-- What you need to do --
Which lines hold the word "development"? Show each of them.

- - -

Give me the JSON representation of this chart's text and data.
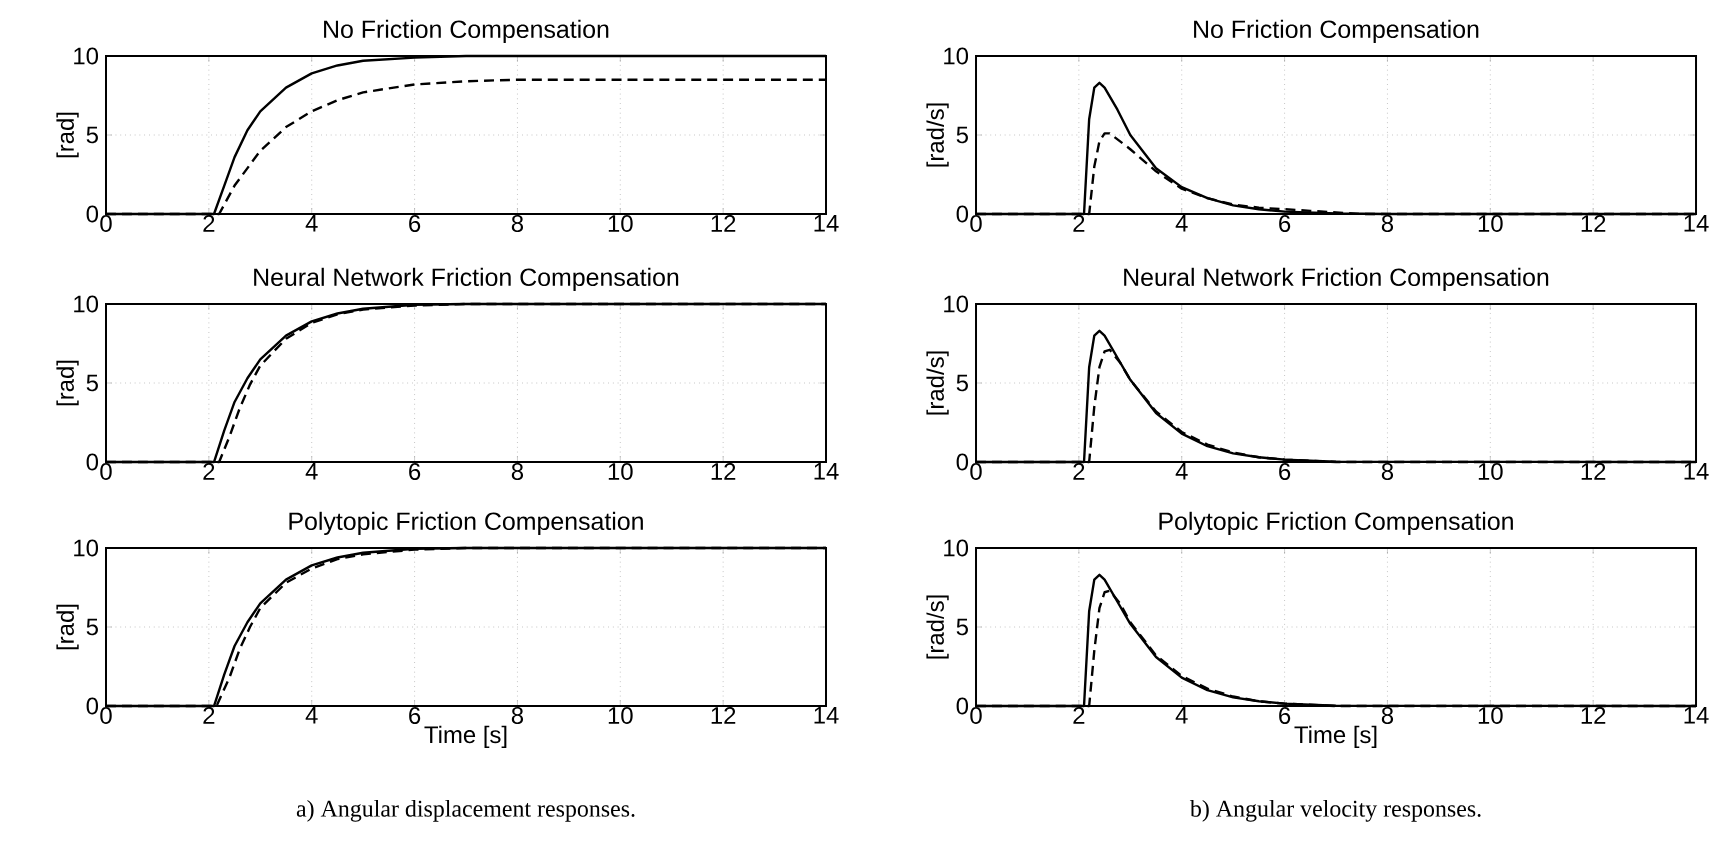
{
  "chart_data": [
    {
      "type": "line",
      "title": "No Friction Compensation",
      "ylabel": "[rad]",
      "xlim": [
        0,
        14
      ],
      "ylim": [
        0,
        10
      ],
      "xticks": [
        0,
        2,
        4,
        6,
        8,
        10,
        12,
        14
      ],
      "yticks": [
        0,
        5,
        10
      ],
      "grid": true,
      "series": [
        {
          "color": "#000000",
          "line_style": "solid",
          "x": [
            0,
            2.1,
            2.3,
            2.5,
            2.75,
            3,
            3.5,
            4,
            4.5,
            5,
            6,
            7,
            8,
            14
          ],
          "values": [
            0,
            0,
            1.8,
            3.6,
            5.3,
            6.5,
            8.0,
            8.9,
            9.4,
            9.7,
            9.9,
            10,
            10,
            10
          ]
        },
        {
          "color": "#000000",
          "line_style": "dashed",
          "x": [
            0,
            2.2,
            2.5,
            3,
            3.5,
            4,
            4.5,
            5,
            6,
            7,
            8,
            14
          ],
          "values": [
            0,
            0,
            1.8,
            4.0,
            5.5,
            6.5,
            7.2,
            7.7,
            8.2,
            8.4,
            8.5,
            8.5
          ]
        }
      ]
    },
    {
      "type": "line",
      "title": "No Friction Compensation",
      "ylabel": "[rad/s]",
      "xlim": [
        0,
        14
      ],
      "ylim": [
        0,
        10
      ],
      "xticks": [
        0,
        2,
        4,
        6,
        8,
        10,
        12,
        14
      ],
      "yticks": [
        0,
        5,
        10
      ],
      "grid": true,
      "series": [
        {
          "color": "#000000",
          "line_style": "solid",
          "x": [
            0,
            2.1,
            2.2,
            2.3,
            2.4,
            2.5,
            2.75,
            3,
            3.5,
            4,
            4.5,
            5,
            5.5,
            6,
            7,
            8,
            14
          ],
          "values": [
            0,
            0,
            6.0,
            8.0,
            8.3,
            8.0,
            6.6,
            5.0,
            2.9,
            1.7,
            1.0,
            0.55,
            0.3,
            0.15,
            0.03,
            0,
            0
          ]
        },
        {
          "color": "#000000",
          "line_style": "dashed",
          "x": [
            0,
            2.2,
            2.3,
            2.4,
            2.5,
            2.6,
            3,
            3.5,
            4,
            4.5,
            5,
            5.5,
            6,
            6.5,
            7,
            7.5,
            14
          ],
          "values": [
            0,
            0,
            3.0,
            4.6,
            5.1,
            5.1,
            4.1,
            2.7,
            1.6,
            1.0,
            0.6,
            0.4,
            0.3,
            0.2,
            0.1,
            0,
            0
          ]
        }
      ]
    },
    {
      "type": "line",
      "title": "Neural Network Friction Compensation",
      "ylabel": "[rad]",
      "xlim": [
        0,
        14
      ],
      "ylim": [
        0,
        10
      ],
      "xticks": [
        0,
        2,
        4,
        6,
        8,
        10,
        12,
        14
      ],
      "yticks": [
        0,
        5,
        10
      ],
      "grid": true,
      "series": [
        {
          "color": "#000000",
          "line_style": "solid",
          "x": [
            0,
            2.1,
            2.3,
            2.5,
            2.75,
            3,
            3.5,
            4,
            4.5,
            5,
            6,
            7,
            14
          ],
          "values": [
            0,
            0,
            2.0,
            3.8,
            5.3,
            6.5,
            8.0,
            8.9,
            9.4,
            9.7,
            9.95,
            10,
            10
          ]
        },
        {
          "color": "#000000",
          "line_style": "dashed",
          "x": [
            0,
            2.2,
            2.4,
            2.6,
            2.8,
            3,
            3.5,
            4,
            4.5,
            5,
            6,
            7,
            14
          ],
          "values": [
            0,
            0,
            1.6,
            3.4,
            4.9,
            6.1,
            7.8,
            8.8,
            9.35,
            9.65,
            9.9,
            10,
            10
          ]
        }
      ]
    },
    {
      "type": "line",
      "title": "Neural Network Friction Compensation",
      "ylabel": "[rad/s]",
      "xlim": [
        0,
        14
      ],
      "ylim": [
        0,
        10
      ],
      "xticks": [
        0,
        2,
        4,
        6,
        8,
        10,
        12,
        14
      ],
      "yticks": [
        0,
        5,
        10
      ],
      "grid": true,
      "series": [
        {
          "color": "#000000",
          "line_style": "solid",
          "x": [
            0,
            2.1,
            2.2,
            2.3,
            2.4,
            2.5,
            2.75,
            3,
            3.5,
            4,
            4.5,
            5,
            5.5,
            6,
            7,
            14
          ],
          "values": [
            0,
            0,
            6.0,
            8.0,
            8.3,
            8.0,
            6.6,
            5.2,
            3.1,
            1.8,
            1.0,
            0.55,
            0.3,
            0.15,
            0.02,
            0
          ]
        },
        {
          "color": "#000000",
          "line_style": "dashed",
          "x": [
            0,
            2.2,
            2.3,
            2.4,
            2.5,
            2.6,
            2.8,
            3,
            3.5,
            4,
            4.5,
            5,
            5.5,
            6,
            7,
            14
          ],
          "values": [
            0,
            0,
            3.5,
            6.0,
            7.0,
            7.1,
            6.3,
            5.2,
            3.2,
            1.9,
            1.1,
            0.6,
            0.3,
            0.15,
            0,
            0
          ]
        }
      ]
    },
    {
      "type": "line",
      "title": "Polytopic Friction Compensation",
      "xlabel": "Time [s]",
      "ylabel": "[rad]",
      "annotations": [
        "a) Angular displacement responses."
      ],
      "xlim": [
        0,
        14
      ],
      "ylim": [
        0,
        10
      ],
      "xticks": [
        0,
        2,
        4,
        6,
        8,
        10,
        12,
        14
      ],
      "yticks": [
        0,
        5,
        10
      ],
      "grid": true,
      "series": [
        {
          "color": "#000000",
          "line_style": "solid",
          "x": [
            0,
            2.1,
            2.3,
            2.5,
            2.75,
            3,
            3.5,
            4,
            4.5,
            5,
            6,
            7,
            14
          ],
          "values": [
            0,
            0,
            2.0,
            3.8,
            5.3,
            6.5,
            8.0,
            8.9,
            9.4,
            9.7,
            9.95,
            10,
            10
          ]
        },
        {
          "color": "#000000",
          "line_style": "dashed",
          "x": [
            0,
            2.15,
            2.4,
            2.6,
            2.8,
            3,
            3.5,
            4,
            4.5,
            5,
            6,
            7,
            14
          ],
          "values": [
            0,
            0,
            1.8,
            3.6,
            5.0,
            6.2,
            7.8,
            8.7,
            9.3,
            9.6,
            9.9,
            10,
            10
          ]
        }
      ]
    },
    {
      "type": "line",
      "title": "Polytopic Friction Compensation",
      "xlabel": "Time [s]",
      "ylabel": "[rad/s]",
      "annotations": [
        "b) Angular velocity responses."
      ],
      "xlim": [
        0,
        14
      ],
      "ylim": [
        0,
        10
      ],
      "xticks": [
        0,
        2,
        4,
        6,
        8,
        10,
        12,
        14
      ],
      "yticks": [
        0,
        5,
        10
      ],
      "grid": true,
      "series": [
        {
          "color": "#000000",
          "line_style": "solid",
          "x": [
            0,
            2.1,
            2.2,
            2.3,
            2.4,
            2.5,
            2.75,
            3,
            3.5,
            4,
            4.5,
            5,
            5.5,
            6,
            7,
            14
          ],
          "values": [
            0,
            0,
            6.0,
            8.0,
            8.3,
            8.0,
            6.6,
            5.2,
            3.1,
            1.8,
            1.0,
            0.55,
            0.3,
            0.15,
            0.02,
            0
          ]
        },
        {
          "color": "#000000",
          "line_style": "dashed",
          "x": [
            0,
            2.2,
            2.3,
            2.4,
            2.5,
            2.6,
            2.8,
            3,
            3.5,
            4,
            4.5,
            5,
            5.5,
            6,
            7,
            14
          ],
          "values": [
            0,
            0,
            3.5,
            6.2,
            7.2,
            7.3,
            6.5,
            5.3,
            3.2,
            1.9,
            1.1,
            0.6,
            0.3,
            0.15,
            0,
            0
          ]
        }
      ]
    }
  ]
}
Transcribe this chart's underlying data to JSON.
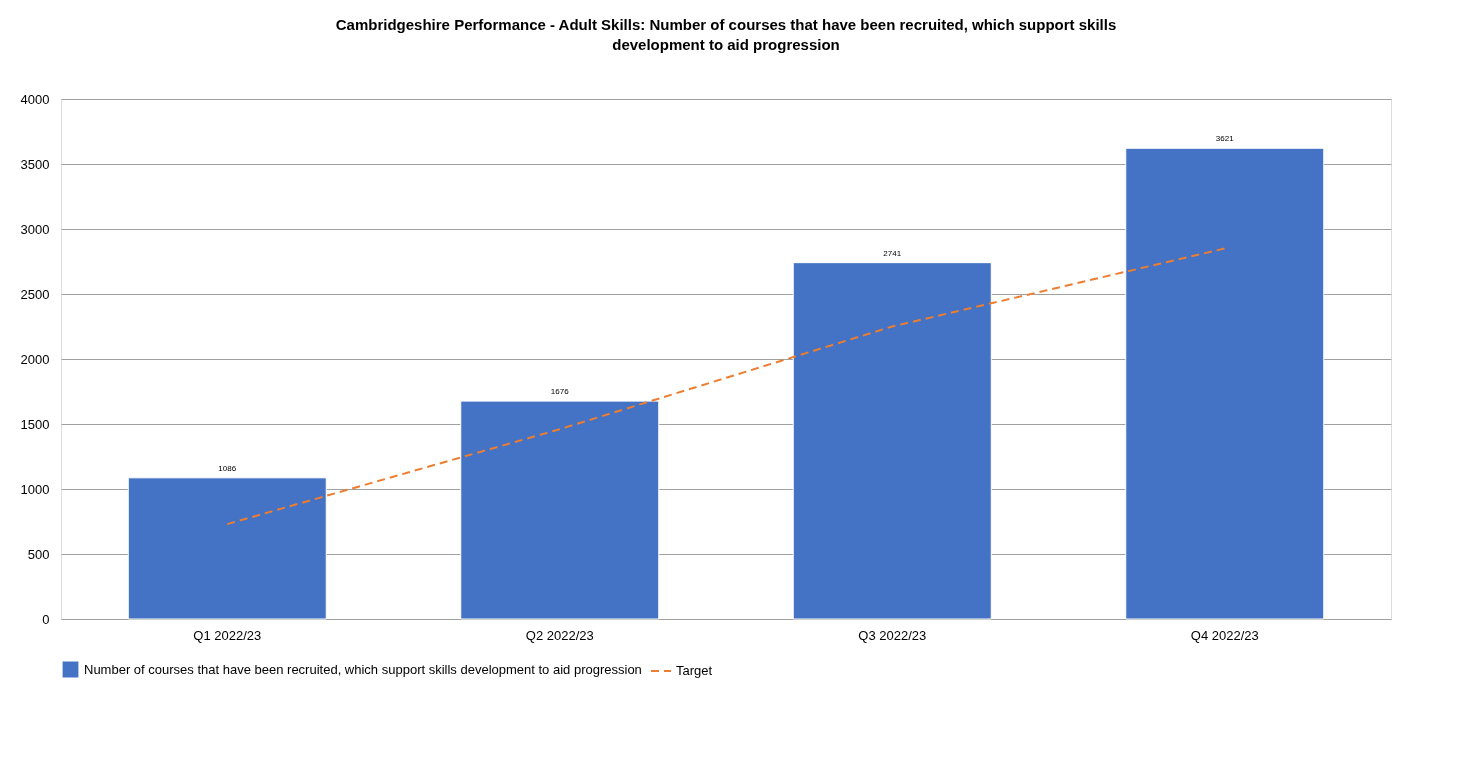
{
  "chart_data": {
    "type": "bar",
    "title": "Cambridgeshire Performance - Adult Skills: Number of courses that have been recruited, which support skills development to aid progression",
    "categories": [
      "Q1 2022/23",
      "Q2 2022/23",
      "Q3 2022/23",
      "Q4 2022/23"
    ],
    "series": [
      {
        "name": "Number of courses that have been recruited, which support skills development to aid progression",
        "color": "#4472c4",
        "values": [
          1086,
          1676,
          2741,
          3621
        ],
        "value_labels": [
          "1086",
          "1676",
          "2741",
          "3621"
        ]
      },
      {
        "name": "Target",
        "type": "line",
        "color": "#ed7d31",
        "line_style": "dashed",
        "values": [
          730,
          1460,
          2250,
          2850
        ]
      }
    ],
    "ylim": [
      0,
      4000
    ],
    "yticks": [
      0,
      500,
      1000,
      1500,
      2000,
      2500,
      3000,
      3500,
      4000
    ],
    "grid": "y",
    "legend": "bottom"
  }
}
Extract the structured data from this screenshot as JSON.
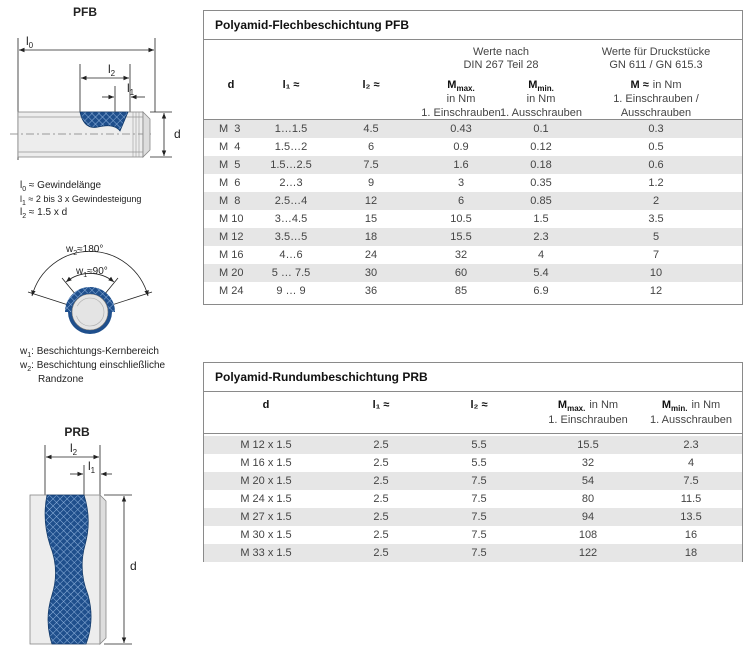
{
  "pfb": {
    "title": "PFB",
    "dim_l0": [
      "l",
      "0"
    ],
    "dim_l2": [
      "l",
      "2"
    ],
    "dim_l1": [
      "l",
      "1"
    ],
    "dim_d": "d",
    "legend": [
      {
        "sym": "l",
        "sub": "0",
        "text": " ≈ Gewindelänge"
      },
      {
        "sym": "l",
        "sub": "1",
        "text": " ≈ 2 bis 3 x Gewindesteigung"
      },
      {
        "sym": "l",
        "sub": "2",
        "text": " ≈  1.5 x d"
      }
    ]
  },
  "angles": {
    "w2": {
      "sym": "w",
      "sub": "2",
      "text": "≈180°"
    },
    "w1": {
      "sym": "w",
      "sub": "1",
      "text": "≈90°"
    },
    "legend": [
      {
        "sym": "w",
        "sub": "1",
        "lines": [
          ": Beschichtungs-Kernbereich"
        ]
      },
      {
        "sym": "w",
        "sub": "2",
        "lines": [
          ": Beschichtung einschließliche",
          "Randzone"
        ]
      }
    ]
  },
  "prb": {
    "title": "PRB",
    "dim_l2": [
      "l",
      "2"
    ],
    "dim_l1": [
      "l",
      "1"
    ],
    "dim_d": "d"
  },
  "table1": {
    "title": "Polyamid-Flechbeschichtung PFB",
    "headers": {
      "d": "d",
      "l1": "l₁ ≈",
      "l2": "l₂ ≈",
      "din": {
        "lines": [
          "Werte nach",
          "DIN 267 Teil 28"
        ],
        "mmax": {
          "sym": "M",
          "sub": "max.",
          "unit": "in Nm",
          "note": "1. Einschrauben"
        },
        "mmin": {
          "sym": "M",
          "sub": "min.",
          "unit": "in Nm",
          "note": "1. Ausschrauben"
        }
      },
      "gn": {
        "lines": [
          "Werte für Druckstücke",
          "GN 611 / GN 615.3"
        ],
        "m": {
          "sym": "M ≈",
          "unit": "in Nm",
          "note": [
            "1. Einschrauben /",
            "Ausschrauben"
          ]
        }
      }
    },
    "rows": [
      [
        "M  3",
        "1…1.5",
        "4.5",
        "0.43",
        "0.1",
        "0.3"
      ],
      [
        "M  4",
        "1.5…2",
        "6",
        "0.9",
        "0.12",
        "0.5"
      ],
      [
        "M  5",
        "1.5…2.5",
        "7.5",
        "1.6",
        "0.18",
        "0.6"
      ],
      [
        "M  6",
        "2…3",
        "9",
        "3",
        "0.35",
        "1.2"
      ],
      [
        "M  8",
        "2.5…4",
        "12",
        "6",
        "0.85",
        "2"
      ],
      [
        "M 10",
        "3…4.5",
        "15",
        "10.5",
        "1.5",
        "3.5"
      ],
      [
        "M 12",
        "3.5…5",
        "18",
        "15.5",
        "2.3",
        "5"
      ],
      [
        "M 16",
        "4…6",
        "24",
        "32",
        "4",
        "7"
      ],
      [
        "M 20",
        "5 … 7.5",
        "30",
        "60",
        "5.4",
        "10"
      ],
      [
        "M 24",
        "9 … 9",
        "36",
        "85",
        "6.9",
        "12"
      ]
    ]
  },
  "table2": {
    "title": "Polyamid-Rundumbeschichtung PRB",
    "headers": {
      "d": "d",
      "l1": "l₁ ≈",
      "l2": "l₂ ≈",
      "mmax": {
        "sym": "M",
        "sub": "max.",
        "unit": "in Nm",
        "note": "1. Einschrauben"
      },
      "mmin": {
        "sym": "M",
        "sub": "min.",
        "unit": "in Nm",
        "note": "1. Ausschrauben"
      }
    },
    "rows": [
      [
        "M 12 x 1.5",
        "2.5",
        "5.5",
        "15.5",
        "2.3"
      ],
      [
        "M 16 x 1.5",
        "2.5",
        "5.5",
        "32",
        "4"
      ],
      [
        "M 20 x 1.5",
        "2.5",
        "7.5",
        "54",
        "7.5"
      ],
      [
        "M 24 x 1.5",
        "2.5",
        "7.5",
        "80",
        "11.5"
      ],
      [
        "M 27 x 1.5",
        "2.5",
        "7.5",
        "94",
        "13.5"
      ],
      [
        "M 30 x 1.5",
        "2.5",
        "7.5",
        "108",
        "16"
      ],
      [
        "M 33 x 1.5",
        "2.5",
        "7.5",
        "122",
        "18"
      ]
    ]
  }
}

- - -

-- Exercise answer --
    "title": "Cambridgeshire Performance - Adult Skills: Number of courses that have been recruited, which support skills development to aid progression",
        "name": "Number of courses that have been recruited, which support skills development to aid progression",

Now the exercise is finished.